# Start of Available data

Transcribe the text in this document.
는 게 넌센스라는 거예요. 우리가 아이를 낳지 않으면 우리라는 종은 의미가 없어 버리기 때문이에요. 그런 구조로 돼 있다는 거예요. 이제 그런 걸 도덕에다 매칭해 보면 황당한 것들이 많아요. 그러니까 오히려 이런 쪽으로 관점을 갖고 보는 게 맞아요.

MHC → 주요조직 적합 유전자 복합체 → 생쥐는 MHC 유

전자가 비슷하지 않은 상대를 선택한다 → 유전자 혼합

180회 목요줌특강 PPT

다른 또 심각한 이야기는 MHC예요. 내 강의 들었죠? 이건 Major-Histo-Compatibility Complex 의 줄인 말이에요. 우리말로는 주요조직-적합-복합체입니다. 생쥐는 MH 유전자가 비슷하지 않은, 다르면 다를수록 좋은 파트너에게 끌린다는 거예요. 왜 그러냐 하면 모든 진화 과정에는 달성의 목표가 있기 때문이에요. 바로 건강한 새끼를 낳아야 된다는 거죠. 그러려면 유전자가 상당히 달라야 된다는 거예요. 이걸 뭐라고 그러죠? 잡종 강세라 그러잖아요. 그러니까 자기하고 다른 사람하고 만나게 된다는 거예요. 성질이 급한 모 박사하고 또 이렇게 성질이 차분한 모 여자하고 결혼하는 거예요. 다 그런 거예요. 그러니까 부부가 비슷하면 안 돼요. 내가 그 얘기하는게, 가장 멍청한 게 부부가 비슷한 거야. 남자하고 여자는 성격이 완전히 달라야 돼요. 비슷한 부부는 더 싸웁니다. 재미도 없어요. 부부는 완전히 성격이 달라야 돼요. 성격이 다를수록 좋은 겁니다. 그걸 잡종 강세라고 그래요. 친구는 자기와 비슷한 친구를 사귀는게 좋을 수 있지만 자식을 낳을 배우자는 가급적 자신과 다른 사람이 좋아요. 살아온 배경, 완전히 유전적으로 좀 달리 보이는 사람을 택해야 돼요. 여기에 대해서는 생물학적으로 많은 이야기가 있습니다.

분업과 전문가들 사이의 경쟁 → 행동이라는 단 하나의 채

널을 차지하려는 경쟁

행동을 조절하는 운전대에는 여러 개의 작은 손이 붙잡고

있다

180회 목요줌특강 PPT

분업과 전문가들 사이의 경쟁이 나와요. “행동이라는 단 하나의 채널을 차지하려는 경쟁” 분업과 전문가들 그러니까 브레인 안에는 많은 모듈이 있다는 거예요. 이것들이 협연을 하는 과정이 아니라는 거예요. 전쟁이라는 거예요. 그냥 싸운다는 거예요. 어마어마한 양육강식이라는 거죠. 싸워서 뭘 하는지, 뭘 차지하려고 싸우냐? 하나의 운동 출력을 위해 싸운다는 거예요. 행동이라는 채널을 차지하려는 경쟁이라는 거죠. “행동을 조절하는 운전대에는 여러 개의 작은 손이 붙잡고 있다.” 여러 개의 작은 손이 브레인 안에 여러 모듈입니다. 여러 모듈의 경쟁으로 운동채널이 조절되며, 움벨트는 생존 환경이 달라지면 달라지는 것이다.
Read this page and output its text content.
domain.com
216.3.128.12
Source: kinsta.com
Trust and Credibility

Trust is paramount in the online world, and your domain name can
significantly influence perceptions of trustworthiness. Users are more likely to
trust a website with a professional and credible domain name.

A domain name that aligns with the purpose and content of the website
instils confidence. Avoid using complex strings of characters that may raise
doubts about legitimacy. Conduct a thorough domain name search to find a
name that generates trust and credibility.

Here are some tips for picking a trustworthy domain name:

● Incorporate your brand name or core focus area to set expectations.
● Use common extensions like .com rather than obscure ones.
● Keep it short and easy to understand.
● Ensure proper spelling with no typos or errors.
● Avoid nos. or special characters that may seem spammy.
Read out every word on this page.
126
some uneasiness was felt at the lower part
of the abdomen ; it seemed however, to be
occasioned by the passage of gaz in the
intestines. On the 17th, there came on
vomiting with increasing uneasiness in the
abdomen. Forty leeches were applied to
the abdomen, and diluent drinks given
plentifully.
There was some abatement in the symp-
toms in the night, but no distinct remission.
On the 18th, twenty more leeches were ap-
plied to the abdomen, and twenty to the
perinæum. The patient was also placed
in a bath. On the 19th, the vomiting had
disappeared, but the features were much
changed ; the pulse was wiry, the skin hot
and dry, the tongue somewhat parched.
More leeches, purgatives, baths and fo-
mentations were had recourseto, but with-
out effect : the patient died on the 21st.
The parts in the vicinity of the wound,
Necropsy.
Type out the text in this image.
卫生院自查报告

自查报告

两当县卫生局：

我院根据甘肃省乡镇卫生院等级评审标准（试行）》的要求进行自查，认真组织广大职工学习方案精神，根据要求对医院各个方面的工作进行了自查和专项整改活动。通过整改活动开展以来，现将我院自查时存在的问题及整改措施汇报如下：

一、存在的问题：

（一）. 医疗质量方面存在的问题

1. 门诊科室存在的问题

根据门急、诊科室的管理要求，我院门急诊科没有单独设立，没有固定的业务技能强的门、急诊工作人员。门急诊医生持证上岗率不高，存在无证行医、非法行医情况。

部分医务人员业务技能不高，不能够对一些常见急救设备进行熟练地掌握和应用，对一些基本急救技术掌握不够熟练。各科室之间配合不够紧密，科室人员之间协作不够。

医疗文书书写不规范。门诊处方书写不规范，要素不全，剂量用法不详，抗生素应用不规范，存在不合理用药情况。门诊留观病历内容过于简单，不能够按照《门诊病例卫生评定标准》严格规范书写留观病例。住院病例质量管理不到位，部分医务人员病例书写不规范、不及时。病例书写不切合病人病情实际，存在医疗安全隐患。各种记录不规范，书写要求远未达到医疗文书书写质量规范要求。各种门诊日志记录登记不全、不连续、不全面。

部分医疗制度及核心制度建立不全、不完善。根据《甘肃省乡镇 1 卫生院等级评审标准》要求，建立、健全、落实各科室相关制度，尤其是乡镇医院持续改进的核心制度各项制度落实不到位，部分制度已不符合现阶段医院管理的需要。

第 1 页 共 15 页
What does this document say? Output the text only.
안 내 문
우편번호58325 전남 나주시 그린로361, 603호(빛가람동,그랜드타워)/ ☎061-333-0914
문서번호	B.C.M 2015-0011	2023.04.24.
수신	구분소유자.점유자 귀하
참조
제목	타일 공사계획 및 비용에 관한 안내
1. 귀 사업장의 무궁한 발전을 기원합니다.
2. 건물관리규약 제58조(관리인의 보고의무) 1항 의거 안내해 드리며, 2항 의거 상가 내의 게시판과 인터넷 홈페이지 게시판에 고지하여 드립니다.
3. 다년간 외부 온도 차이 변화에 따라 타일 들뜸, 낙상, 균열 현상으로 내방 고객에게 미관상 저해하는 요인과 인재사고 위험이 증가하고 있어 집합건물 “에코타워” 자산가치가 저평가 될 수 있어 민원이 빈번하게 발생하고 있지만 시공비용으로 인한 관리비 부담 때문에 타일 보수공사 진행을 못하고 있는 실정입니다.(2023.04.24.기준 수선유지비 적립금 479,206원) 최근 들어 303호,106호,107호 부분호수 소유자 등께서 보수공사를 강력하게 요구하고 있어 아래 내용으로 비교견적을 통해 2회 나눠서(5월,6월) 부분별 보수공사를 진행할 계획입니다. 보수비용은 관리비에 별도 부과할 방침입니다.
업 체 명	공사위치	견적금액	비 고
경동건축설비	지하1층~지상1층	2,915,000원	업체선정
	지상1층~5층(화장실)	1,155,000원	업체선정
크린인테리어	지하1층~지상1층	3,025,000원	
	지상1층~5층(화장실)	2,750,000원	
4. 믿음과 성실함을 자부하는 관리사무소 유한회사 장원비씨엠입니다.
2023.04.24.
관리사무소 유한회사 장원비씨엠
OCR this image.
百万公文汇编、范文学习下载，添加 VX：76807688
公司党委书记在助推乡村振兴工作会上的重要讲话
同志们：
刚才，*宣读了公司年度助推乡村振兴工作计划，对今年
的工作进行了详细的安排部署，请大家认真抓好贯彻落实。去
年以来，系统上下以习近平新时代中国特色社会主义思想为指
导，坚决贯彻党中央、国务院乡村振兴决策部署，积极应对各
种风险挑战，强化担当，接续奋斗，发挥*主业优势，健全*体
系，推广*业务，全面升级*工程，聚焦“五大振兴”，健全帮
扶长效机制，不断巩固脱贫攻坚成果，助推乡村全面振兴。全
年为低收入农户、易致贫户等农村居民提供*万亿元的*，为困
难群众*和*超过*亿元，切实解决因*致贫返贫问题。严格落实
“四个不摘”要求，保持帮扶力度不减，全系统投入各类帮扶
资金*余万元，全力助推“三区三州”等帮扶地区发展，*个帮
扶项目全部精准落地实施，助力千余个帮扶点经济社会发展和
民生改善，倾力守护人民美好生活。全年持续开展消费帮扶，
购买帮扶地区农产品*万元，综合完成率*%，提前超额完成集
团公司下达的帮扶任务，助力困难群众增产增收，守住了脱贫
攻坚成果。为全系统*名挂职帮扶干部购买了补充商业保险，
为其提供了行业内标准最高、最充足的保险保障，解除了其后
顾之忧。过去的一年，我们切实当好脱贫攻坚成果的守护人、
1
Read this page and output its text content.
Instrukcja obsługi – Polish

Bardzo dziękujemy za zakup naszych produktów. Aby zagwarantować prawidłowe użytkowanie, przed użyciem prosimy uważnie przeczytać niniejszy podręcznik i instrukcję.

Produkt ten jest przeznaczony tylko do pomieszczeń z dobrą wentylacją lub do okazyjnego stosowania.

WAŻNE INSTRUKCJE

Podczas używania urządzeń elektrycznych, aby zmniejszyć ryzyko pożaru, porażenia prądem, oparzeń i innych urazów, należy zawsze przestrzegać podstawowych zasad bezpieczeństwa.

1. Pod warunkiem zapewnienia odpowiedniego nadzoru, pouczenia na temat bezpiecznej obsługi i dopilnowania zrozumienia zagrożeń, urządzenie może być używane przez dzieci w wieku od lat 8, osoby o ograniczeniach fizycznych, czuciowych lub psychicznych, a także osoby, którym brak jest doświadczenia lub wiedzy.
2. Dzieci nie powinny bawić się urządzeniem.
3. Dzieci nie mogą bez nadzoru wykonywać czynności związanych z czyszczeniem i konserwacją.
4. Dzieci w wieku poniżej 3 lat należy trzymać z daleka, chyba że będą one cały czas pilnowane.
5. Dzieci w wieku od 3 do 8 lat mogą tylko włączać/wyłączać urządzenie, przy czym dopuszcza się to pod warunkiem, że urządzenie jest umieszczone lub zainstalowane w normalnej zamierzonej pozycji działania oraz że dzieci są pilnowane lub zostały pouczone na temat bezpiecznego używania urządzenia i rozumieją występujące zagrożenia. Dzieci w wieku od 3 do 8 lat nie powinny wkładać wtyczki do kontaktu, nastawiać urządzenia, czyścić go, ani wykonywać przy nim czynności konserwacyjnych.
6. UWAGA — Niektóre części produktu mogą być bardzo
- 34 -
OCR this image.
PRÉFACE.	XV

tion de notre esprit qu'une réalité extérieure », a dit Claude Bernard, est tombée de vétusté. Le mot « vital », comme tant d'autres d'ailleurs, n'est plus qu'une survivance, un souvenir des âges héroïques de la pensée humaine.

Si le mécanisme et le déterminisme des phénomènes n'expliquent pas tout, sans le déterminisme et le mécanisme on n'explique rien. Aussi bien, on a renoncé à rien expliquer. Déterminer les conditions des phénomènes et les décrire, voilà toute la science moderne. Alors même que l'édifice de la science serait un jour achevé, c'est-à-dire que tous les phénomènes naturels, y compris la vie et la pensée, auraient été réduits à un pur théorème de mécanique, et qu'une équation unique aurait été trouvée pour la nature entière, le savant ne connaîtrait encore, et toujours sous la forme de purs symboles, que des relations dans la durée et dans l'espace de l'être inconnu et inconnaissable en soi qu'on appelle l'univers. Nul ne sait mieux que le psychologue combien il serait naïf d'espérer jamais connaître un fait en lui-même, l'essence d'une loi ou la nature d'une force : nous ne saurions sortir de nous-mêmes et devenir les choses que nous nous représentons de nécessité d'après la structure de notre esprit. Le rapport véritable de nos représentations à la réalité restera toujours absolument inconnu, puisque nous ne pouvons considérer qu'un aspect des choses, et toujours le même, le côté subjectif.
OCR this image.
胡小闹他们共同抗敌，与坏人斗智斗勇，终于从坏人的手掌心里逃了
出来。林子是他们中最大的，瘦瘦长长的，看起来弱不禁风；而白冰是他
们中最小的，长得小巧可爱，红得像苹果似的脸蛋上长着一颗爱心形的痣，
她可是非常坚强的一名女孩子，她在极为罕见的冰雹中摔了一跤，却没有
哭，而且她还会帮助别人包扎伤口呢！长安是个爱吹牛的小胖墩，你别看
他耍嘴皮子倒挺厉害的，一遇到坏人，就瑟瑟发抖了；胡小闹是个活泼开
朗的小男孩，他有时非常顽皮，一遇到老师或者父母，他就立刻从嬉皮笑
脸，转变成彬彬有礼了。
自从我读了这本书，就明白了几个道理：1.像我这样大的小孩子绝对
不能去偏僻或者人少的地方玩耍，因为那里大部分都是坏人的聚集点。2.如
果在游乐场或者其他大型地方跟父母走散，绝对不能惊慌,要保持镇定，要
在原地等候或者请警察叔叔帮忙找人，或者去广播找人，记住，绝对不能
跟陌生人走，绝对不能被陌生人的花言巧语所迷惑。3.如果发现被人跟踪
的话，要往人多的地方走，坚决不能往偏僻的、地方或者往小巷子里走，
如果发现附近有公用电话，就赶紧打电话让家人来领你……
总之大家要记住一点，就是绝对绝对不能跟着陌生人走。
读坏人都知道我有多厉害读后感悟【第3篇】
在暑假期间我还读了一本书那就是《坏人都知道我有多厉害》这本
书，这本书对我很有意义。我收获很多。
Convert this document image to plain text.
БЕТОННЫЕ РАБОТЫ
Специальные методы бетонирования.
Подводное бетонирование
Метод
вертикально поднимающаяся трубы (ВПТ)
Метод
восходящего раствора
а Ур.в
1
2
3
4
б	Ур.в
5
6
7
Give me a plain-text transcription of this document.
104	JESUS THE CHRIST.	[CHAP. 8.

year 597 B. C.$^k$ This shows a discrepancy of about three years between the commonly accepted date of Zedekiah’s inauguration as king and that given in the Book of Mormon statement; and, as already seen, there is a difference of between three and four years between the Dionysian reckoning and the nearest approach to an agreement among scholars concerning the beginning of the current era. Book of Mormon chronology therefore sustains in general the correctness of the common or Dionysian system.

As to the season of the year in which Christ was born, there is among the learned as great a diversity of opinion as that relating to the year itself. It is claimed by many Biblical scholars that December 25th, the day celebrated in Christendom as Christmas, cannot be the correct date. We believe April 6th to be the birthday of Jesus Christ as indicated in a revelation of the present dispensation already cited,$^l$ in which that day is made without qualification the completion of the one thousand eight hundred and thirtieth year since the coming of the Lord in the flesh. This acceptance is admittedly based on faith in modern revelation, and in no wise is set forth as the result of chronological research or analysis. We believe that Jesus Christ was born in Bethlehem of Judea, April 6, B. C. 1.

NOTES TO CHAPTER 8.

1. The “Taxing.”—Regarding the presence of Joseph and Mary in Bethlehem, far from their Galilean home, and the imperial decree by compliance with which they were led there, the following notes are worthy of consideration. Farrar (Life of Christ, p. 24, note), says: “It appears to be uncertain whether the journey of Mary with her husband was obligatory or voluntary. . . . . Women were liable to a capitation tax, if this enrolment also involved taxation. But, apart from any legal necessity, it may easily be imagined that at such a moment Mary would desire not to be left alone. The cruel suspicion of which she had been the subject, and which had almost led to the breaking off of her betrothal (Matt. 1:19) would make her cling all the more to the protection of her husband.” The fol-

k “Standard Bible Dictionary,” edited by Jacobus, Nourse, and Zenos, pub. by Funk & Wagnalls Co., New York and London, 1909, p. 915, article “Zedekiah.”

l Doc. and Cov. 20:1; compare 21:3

# End of Available data

_Task details_. Report the number of lines above that contain the word "given", and only that number.

_Answer to the task_. 2